WHAT YOU ARE ASKED TO DO -> Locate the lines that hold the string "nostræ". Copy every such line.

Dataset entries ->
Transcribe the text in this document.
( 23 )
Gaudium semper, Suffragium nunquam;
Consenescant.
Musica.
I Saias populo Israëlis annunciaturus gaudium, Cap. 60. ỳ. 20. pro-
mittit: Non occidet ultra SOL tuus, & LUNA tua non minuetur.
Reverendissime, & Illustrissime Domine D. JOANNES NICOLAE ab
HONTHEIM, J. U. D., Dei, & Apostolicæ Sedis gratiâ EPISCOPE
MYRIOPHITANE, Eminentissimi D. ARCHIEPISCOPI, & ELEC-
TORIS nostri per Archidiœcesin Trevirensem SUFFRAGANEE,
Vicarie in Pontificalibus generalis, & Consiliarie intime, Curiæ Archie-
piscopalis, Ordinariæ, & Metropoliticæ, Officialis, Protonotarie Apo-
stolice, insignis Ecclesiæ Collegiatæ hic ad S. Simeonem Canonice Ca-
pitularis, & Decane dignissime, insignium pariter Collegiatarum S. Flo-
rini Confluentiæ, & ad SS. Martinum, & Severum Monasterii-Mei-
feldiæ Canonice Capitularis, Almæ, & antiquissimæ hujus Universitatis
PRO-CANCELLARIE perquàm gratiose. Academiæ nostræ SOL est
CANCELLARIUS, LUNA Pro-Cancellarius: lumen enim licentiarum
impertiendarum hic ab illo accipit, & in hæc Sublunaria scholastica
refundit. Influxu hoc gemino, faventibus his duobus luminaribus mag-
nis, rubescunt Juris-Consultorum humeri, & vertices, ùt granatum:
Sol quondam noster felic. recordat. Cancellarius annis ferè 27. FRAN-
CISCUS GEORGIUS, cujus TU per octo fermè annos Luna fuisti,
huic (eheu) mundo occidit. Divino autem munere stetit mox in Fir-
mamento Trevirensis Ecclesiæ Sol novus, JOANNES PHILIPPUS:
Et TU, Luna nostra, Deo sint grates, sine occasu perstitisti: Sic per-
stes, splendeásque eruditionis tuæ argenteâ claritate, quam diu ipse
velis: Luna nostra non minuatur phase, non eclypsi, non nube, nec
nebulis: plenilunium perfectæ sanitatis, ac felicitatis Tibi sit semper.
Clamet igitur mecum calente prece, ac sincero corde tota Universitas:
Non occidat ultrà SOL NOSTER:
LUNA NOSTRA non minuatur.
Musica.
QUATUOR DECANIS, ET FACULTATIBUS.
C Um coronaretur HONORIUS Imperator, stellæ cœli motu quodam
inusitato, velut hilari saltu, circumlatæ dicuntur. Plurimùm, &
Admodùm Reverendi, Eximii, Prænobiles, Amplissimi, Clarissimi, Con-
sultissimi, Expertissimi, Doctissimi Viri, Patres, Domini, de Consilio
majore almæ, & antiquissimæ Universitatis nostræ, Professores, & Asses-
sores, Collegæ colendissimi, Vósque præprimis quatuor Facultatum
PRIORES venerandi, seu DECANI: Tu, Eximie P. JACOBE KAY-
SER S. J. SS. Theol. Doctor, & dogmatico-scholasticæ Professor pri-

FULL RESPONSE ->
PRO-CANCELLARIE perquàm gratiose. Academiæ nostræ SOL est
majore almæ, & antiquissimæ Universitatis nostræ, Professores, & Asses-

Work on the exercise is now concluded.